**INSTRUCTIONS FOR THE TASK**
Put the lines into a JSON list of strings, one string per line, leaving out any blank lines. Begin at the line that has "Text: -: - [287, 653, 291, 666]", and stop after the line that has "Text: +: + [446, 653, 457, 666]".

**RECORDS PROVIDED**
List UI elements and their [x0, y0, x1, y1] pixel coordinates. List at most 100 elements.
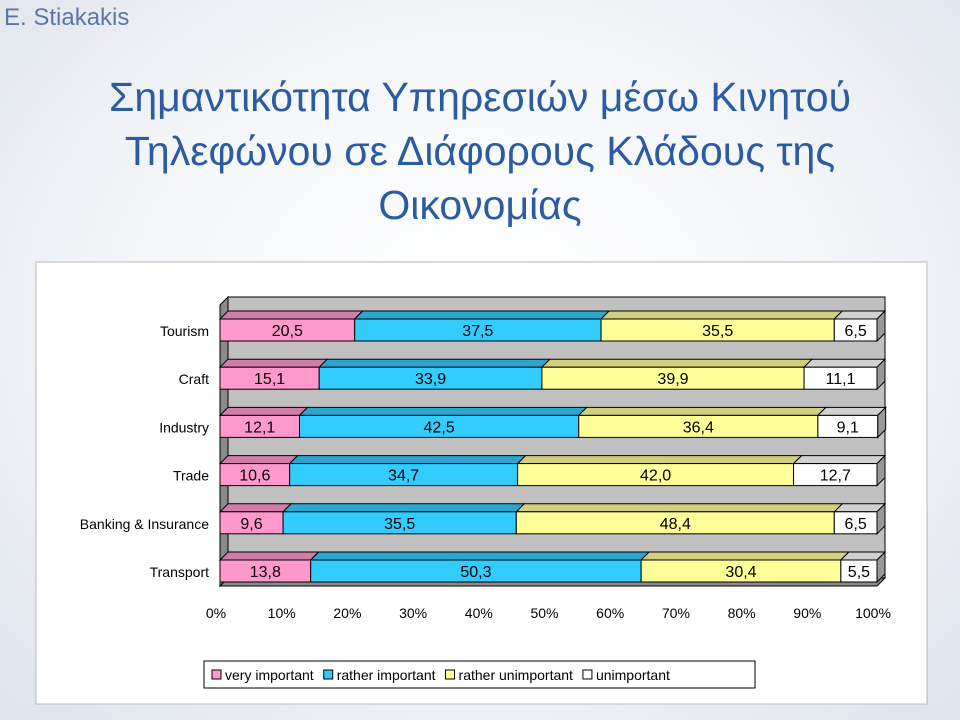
bar-segment: [802, 357, 887, 391]
legend-label: unimportant: [596, 667, 670, 683]
bar-segment: [833, 309, 887, 343]
legend-swatch: [211, 669, 222, 680]
bar-top-face: [218, 551, 320, 561]
bar-segment: [309, 551, 651, 583]
x-tick-label: 40%: [465, 605, 493, 621]
legend-swatch: [445, 669, 456, 680]
x-tick-label: 10%: [268, 605, 296, 621]
data-label: 6,5: [845, 516, 867, 533]
bar-front-face: [793, 463, 878, 487]
data-label: 9,1: [837, 419, 859, 436]
x-tick-label: 90%: [793, 605, 821, 621]
author-label: E. Stiakakis: [4, 4, 130, 31]
x-tick-label: 100%: [855, 605, 891, 621]
category-label: Banking & Insurance: [80, 516, 209, 532]
bar-top-face: [309, 551, 651, 561]
bar-top-face: [218, 503, 293, 513]
bar-segment: [516, 455, 803, 487]
category-label: Tourism: [160, 323, 209, 339]
legend-swatch: [582, 669, 593, 680]
bar-top-face: [802, 358, 887, 368]
bar-segment: [353, 310, 611, 342]
bar-top-face: [218, 406, 309, 416]
category-label: Trade: [173, 468, 209, 484]
title-line: Οικονομίας: [378, 182, 582, 228]
data-label: 50,3: [460, 564, 491, 581]
bar-segment: [317, 358, 552, 390]
x-tick-label: 80%: [728, 605, 756, 621]
x-tick-label: 30%: [399, 605, 427, 621]
bar-top-face: [639, 551, 851, 561]
title-line: Τηλεφώνου σε Διάφορους Κλάδους της: [124, 128, 836, 174]
bar-top-face: [540, 358, 814, 368]
data-label: 6,5: [845, 323, 867, 340]
bar-segment: [839, 550, 887, 584]
bar-top-face: [833, 503, 887, 513]
category-label: Transport: [150, 564, 210, 580]
bar-segment: [816, 406, 887, 439]
bar-top-face: [281, 503, 526, 513]
bar-top-face: [515, 503, 844, 513]
x-tick-label: 0%: [206, 605, 226, 621]
slide-title: Σημαντικότητα Υπηρεσιών μέσω Κινητού Τηλ…: [20, 70, 940, 232]
data-label: 39,9: [657, 371, 688, 388]
data-label: 37,5: [462, 323, 493, 340]
bar-front-face: [833, 511, 878, 535]
bar-top-face: [792, 455, 887, 465]
bar-top-face: [816, 406, 887, 416]
bar-segment: [218, 358, 329, 390]
data-label: 42,0: [640, 468, 671, 485]
data-label: 30,4: [725, 564, 756, 581]
bars-group: 20,5 37,5 35,5 6,5 15,1 33,9 39,9 11,1 12,1 42,5 3…: [218, 309, 887, 584]
data-label: 42,5: [424, 419, 455, 436]
x-axis-ticks: 0% 10% 20% 30% 40% 50% 60% 70% 80% 90% 100%: [206, 605, 891, 621]
data-label: 11,1: [826, 371, 856, 388]
bar-top-face: [218, 455, 299, 465]
bar-top-face: [599, 310, 844, 320]
title-line: Σημαντικότητα Υπηρεσιών μέσω Κινητού: [108, 74, 852, 120]
legend: very important rather important rather uni…: [203, 660, 756, 689]
bar-segment: [540, 358, 814, 390]
bar-segment: [599, 310, 844, 342]
x-tick-label: 50%: [530, 605, 558, 621]
bar-front-face: [833, 318, 878, 342]
data-label: 12,7: [820, 468, 851, 485]
bar-segment: [639, 551, 851, 583]
x-tick-label: 70%: [662, 605, 690, 621]
data-label: 5,5: [848, 564, 870, 581]
bar-top-face: [353, 310, 611, 320]
bar-front-face: [840, 559, 878, 583]
bar-top-face: [317, 358, 552, 368]
category-label: Industry: [159, 419, 209, 435]
category-label: Craft: [179, 371, 209, 387]
legend-label: very important: [225, 667, 314, 683]
data-label: 36,4: [683, 419, 714, 436]
bar-front-face: [817, 414, 879, 438]
bar-top-face: [577, 406, 828, 416]
data-label: 33,9: [415, 371, 446, 388]
bar-front-face: [803, 366, 878, 390]
data-label: 20,5: [272, 323, 303, 340]
legend-label: rather important: [337, 667, 436, 683]
bar-top-face: [516, 455, 803, 465]
data-label: 15,1: [254, 371, 285, 388]
bar-segment: [577, 406, 828, 438]
data-label: 35,5: [384, 516, 415, 533]
bar-top-face: [288, 455, 527, 465]
legend-label: rather unimportant: [459, 667, 574, 683]
x-tick-label: 60%: [596, 605, 624, 621]
legend-swatch: [323, 669, 334, 680]
legend-box: [203, 660, 756, 689]
bar-segment: [792, 454, 887, 487]
category-labels: Tourism Craft Industry Trade Banking & Insur…: [80, 323, 209, 580]
data-label: 48,4: [660, 516, 691, 533]
bar-segment: [218, 310, 364, 342]
data-label: 12,1: [244, 419, 275, 436]
data-label: 13,8: [250, 564, 281, 581]
data-label: 9,6: [240, 516, 262, 533]
bar-top-face: [298, 406, 588, 416]
bar-segment: [833, 502, 887, 536]
data-label: 34,7: [388, 468, 419, 485]
data-label: 10,6: [239, 468, 270, 485]
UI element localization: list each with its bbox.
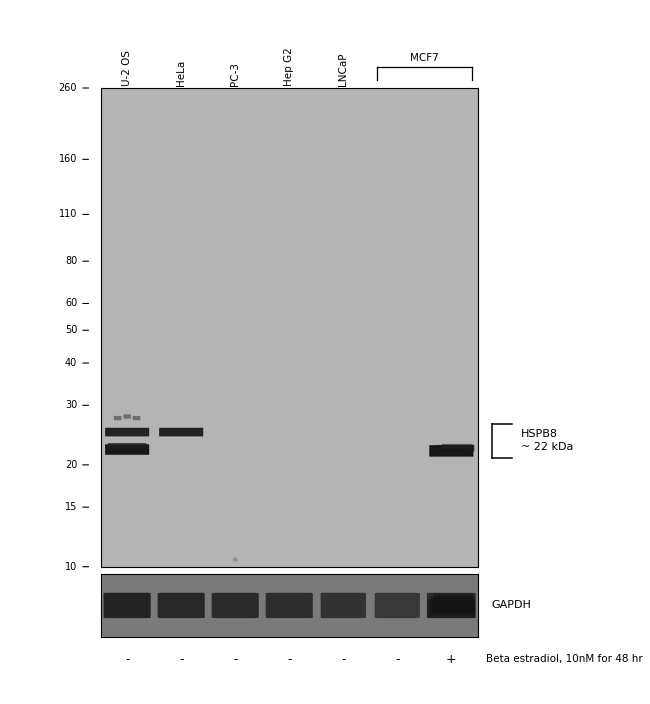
Text: -: - [287, 653, 291, 666]
Text: -: - [233, 653, 237, 666]
FancyBboxPatch shape [320, 593, 366, 618]
Text: -: - [179, 653, 183, 666]
Text: 20: 20 [65, 460, 77, 470]
Text: 40: 40 [65, 358, 77, 368]
Text: GAPDH: GAPDH [491, 601, 532, 610]
Text: -: - [125, 653, 129, 666]
FancyBboxPatch shape [429, 445, 473, 457]
FancyBboxPatch shape [430, 596, 474, 615]
FancyBboxPatch shape [159, 428, 203, 436]
FancyBboxPatch shape [266, 593, 313, 618]
Text: 60: 60 [65, 298, 77, 308]
FancyBboxPatch shape [428, 599, 475, 618]
Text: 50: 50 [65, 325, 77, 335]
FancyBboxPatch shape [106, 428, 144, 433]
FancyBboxPatch shape [133, 416, 140, 420]
Text: HSPB8
~ 22 kDa: HSPB8 ~ 22 kDa [521, 429, 573, 452]
Text: LNCaP: LNCaP [338, 53, 348, 87]
Text: PC-3: PC-3 [230, 63, 240, 87]
FancyBboxPatch shape [233, 558, 237, 562]
Text: 80: 80 [65, 256, 77, 266]
Text: MCF7: MCF7 [410, 53, 439, 63]
FancyBboxPatch shape [103, 593, 151, 618]
Text: -: - [395, 653, 400, 666]
FancyBboxPatch shape [212, 593, 259, 618]
Text: 10: 10 [65, 562, 77, 572]
FancyBboxPatch shape [105, 428, 150, 436]
FancyBboxPatch shape [110, 432, 148, 436]
FancyBboxPatch shape [162, 428, 200, 433]
FancyBboxPatch shape [436, 445, 474, 451]
FancyBboxPatch shape [427, 593, 476, 618]
Text: -: - [341, 653, 346, 666]
Text: Beta estradiol, 10nM for 48 hr: Beta estradiol, 10nM for 48 hr [486, 654, 643, 665]
FancyBboxPatch shape [157, 593, 205, 618]
FancyBboxPatch shape [434, 593, 473, 612]
Text: 260: 260 [58, 83, 77, 93]
Text: 110: 110 [58, 209, 77, 220]
Text: +: + [446, 653, 457, 666]
Text: U-2 OS: U-2 OS [122, 50, 132, 87]
Text: 160: 160 [58, 154, 77, 164]
Text: Hep G2: Hep G2 [284, 48, 294, 87]
FancyBboxPatch shape [108, 443, 146, 448]
FancyBboxPatch shape [114, 416, 122, 420]
Text: 30: 30 [65, 401, 77, 410]
FancyBboxPatch shape [374, 593, 420, 618]
Text: HeLa: HeLa [176, 60, 186, 87]
Text: 15: 15 [65, 502, 77, 512]
FancyBboxPatch shape [432, 451, 467, 455]
FancyBboxPatch shape [105, 444, 150, 455]
FancyBboxPatch shape [441, 444, 473, 448]
FancyBboxPatch shape [124, 415, 131, 419]
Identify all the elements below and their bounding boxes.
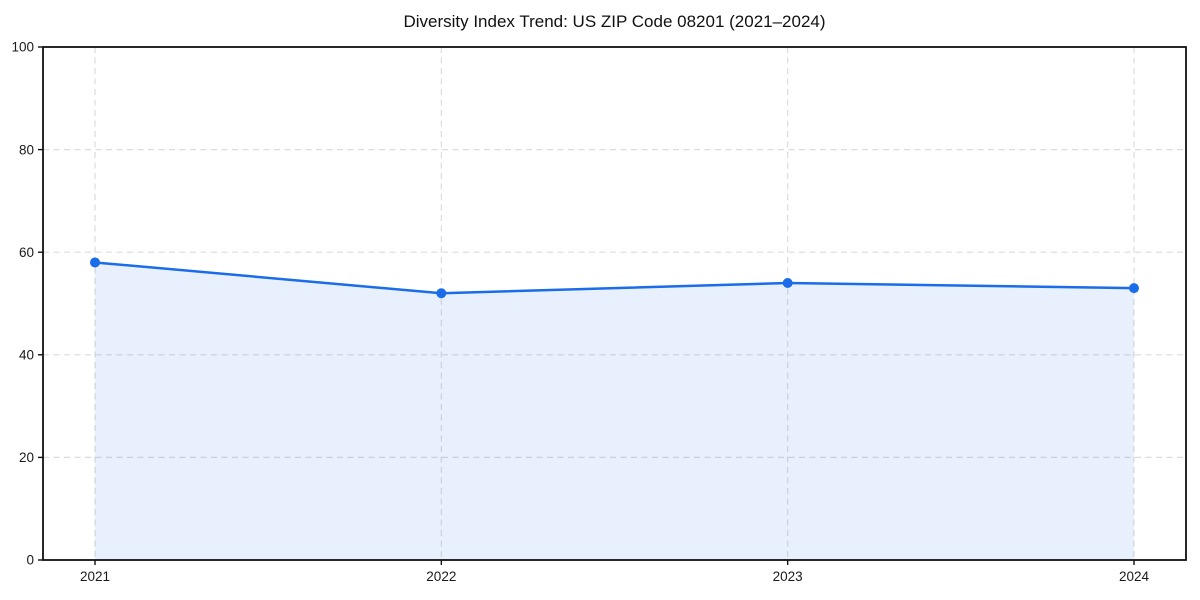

**SOLUTION TO THIS EXERCISE**
[
  "Text: -: - [287, 653, 291, 666]",
  "Text: -: - [233, 653, 237, 666]",
  "FancyBboxPatch shape [320, 593, 366, 618]",
  "Text: -: - [179, 653, 183, 666]",
  "Text: 20: 20 [65, 460, 77, 470]",
  "Text: 40: 40 [65, 358, 77, 368]",
  "Text: GAPDH: GAPDH [491, 601, 532, 610]",
  "Text: -: - [125, 653, 129, 666]",
  "FancyBboxPatch shape [429, 445, 473, 457]",
  "FancyBboxPatch shape [430, 596, 474, 615]",
  "FancyBboxPatch shape [159, 428, 203, 436]",
  "FancyBboxPatch shape [266, 593, 313, 618]",
  "Text: 60: 60 [65, 298, 77, 308]",
  "FancyBboxPatch shape [428, 599, 475, 618]",
  "Text: 50: 50 [65, 325, 77, 335]",
  "FancyBboxPatch shape [106, 428, 144, 433]",
  "FancyBboxPatch shape [133, 416, 140, 420]",
  "Text: HSPB8",
  "~ 22 kDa: HSPB8 ~ 22 kDa [521, 429, 573, 452]",
  "Text: LNCaP: LNCaP [338, 53, 348, 87]",
  "Text: PC-3: PC-3 [230, 63, 240, 87]",
  "FancyBboxPatch shape [233, 558, 237, 562]",
  "Text: 80: 80 [65, 256, 77, 266]",
  "Text: MCF7: MCF7 [410, 53, 439, 63]",
  "FancyBboxPatch shape [103, 593, 151, 618]",
  "Text: -: - [395, 653, 400, 666]",
  "FancyBboxPatch shape [212, 593, 259, 618]",
  "Text: 10: 10 [65, 562, 77, 572]",
  "FancyBboxPatch shape [105, 428, 150, 436]",
  "FancyBboxPatch shape [110, 432, 148, 436]",
  "FancyBboxPatch shape [162, 428, 200, 433]",
  "FancyBboxPatch shape [436, 445, 474, 451]",
  "FancyBboxPatch shape [427, 593, 476, 618]",
  "Text: -: - [341, 653, 346, 666]",
  "Text: Beta estradiol, 10nM for 48 hr: Beta estradiol, 10nM for 48 hr [486, 654, 643, 665]",
  "FancyBboxPatch shape [157, 593, 205, 618]",
  "FancyBboxPatch shape [434, 593, 473, 612]",
  "Text: 260: 260 [58, 83, 77, 93]",
  "Text: 110: 110 [58, 209, 77, 220]",
  "Text: +: + [446, 653, 457, 666]"
]